### Work to complete
Report the number of lines containing "Response", with no other words.

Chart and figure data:
_ _ _
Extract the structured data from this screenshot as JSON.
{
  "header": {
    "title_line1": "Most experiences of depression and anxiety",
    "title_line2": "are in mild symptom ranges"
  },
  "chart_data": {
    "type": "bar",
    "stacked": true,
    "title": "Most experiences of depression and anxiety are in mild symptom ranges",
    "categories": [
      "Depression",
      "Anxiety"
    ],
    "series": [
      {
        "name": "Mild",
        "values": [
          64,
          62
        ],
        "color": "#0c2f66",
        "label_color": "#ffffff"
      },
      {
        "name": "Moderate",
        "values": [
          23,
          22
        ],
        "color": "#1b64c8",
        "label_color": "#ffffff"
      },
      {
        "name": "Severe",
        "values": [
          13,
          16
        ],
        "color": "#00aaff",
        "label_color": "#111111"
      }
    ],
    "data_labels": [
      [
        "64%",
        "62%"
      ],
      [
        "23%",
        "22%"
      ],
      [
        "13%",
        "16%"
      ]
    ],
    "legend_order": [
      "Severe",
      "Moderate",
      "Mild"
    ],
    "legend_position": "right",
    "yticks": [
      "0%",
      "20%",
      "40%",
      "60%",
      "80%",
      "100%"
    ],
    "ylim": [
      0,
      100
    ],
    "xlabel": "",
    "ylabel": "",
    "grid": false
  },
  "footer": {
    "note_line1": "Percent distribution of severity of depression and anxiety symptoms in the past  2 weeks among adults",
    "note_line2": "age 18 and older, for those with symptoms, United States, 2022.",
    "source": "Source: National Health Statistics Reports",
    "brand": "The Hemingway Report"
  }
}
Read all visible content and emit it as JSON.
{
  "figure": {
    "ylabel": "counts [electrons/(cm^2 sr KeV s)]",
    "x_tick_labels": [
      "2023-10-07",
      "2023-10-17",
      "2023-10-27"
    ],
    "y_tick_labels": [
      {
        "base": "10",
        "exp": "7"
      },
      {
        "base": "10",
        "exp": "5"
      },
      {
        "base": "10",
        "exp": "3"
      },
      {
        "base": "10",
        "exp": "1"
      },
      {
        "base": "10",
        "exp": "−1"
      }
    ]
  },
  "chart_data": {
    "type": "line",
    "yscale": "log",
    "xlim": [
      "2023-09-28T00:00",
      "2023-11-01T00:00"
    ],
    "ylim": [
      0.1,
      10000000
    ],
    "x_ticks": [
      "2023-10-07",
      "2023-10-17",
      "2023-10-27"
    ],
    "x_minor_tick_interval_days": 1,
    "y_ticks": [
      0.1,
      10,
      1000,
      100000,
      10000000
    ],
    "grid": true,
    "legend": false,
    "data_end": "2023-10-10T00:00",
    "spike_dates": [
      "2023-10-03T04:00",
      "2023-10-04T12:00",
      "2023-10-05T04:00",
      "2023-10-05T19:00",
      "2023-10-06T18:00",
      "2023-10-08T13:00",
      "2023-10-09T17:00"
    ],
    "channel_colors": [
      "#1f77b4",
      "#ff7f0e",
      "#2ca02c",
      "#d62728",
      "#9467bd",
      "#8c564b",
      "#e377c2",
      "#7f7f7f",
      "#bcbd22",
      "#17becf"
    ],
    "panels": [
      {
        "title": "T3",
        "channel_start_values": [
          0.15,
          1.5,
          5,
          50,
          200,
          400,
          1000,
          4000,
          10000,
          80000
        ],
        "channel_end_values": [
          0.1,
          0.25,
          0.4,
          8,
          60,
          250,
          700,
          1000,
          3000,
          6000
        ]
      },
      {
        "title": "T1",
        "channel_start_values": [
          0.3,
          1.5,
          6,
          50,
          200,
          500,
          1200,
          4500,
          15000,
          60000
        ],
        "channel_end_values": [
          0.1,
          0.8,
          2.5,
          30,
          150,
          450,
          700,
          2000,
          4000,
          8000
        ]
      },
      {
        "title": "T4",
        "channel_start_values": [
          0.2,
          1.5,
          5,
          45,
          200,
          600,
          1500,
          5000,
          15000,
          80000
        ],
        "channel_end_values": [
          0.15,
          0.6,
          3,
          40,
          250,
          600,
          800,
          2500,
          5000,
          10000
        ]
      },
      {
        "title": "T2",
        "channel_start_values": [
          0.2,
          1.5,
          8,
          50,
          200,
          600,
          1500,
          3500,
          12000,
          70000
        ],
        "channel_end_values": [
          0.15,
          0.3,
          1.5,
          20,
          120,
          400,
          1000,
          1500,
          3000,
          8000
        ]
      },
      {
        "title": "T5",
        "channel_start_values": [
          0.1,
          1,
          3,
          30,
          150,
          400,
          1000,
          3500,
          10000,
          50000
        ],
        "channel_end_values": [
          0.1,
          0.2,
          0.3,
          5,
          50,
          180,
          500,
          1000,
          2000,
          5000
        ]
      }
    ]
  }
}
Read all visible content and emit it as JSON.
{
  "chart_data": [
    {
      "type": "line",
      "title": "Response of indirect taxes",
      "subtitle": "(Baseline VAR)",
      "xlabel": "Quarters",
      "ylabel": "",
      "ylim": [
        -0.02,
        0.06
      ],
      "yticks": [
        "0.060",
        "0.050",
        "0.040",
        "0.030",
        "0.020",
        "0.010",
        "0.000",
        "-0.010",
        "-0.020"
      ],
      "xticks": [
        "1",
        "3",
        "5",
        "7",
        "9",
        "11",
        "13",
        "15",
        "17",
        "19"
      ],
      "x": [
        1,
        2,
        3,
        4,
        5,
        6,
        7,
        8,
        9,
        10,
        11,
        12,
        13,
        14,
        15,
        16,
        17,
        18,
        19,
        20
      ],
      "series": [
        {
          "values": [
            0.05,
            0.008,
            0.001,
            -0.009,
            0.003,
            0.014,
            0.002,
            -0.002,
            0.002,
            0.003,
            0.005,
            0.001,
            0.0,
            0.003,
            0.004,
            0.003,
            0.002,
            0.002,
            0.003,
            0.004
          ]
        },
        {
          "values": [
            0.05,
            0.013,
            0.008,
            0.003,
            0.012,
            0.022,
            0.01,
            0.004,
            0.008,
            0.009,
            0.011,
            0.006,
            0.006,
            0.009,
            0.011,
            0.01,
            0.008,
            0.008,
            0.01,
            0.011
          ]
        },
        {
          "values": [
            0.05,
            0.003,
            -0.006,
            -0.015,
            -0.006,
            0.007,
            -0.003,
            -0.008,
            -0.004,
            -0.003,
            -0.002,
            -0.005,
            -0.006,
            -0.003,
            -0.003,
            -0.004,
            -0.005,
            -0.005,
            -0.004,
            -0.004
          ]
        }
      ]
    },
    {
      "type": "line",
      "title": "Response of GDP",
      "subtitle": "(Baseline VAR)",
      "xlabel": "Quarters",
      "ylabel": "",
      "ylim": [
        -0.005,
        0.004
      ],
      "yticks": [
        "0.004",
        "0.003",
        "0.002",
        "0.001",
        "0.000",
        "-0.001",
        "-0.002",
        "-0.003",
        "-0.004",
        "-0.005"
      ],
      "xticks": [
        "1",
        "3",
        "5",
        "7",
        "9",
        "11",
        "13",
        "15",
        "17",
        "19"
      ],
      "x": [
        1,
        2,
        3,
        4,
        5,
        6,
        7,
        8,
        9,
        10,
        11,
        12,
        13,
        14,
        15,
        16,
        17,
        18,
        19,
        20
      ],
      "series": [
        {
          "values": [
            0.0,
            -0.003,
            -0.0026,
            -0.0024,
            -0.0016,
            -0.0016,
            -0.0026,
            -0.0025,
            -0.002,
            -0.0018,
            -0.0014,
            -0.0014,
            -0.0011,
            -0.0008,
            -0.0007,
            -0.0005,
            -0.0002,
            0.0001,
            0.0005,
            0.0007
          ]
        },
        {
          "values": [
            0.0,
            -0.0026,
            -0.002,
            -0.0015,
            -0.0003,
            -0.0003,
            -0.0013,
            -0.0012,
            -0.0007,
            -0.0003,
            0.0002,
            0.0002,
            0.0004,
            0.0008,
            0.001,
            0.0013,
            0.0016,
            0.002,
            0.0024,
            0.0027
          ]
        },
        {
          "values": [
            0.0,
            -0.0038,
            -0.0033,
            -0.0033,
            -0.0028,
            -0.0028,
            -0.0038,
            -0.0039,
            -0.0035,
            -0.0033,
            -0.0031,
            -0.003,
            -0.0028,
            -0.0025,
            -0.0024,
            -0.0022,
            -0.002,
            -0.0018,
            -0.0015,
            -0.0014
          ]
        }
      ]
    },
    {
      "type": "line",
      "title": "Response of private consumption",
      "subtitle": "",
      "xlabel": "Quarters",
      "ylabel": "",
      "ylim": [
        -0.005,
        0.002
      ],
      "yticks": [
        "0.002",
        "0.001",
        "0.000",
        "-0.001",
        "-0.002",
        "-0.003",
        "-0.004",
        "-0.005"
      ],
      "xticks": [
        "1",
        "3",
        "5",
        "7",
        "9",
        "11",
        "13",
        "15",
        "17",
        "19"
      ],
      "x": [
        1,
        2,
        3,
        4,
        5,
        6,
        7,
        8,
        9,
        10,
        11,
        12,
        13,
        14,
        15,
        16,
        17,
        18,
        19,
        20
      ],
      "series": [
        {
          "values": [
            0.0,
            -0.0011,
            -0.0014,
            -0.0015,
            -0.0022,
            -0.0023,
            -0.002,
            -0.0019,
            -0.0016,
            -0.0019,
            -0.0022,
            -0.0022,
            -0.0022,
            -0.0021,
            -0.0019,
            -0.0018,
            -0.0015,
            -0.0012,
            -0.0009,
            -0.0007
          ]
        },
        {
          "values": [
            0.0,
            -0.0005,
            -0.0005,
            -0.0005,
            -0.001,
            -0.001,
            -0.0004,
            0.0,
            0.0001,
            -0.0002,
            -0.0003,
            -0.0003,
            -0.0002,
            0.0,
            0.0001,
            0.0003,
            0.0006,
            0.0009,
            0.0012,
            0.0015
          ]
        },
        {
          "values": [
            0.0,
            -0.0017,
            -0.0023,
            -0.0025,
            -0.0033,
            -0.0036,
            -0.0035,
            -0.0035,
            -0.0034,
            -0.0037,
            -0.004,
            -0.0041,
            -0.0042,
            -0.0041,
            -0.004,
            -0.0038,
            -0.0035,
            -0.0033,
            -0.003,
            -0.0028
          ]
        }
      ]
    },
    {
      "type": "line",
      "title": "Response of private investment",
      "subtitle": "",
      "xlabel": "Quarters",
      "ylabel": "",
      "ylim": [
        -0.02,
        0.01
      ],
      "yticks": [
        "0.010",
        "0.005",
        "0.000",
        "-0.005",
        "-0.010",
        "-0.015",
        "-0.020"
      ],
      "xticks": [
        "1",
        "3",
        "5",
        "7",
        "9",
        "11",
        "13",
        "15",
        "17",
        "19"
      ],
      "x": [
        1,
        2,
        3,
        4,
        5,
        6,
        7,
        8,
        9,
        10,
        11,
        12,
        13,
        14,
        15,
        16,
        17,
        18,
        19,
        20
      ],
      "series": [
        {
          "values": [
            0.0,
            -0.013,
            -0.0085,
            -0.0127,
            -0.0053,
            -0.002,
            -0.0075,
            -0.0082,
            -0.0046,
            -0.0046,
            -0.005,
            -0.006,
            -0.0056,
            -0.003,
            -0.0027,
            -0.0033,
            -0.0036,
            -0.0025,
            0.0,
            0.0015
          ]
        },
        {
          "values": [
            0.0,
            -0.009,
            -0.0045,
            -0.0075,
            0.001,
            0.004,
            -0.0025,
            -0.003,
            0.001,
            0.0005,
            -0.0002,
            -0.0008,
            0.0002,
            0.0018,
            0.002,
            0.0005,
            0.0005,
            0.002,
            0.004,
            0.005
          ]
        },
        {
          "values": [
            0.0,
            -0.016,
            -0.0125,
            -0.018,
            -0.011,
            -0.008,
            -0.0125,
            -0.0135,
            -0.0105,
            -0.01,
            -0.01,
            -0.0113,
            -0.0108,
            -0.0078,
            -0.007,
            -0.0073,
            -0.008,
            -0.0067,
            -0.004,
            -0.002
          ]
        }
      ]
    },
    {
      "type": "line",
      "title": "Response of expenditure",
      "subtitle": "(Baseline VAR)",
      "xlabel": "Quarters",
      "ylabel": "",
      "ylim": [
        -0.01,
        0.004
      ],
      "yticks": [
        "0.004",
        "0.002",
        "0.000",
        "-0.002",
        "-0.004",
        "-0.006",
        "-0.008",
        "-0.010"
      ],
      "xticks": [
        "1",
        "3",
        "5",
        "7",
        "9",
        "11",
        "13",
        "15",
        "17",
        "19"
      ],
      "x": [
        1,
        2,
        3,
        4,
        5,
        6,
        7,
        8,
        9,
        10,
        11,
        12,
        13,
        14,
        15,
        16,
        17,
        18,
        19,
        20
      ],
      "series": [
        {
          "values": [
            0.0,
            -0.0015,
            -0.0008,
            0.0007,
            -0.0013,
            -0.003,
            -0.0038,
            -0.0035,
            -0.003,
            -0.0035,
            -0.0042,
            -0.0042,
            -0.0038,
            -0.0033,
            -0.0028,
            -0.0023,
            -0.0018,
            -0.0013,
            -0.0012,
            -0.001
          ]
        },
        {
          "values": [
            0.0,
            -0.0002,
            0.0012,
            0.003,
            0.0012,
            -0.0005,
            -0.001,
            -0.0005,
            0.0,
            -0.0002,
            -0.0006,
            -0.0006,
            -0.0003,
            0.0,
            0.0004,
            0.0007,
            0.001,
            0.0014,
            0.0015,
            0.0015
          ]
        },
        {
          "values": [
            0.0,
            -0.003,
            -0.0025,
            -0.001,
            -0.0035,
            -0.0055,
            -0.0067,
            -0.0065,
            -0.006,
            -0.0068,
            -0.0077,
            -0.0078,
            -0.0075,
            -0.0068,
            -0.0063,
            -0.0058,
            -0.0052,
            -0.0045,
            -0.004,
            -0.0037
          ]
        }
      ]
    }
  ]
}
_ _ _
### The answer
5